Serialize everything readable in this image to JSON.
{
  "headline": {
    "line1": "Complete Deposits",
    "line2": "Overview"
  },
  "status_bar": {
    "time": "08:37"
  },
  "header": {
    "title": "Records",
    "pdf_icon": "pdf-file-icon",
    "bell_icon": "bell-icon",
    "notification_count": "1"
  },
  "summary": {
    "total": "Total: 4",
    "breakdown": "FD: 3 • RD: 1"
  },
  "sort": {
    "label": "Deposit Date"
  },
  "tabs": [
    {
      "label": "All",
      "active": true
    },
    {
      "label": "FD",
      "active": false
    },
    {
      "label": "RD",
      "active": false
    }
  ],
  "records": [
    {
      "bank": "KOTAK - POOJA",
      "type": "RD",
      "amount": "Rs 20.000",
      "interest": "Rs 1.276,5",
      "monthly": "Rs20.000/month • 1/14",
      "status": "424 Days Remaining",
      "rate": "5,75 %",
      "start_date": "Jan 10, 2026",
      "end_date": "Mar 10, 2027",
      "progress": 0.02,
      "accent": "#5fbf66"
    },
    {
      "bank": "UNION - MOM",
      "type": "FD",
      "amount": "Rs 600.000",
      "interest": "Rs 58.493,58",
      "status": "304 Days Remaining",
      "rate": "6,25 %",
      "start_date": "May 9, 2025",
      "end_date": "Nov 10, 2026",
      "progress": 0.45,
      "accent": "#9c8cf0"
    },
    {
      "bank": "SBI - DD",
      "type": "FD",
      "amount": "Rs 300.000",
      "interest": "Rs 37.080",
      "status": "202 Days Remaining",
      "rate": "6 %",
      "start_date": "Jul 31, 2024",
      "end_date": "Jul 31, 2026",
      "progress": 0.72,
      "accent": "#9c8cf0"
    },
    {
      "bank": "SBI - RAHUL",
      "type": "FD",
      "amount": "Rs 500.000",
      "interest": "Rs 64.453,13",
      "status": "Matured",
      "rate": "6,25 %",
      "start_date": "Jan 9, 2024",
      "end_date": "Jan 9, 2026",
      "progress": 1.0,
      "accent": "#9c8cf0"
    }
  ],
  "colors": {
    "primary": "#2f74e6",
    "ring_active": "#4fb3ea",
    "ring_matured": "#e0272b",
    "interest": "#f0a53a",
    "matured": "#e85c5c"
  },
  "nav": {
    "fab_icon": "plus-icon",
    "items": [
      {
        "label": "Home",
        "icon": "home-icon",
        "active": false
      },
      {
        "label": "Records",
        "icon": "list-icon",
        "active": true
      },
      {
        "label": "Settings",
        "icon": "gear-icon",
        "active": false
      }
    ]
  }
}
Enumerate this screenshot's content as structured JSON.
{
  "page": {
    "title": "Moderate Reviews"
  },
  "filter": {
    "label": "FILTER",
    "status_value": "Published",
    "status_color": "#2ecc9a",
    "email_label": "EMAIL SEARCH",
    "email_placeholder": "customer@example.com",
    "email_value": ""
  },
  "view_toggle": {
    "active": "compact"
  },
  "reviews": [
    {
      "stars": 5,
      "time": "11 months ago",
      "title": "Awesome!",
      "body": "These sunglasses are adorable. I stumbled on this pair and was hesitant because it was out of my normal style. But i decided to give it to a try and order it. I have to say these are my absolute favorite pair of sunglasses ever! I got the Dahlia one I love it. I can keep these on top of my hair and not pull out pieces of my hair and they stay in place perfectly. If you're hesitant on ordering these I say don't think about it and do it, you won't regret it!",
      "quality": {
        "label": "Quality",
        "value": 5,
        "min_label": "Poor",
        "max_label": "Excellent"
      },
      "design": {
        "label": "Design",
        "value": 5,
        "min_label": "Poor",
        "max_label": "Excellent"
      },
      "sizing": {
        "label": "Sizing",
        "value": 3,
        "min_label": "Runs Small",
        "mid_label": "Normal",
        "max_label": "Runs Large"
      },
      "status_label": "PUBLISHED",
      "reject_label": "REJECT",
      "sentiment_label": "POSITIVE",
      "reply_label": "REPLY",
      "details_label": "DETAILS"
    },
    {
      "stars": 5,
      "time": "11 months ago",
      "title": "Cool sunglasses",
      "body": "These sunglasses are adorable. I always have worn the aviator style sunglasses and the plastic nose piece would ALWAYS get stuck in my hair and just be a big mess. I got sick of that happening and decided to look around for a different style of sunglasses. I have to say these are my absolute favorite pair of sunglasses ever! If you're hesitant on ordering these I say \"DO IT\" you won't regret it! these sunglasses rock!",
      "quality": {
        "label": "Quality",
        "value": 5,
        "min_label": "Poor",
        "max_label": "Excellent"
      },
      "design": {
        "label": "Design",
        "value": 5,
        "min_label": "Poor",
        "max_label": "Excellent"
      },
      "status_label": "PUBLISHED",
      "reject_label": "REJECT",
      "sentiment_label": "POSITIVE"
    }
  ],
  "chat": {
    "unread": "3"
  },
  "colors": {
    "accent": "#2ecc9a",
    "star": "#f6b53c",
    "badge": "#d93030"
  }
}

────

PROMPT
Pull every line holding "title" out of the records.

CORRECT ANSWER
    "title": "Records",
    "title": "Moderate Reviews"
      "title": "Awesome!",
      "title": "Cool sunglasses",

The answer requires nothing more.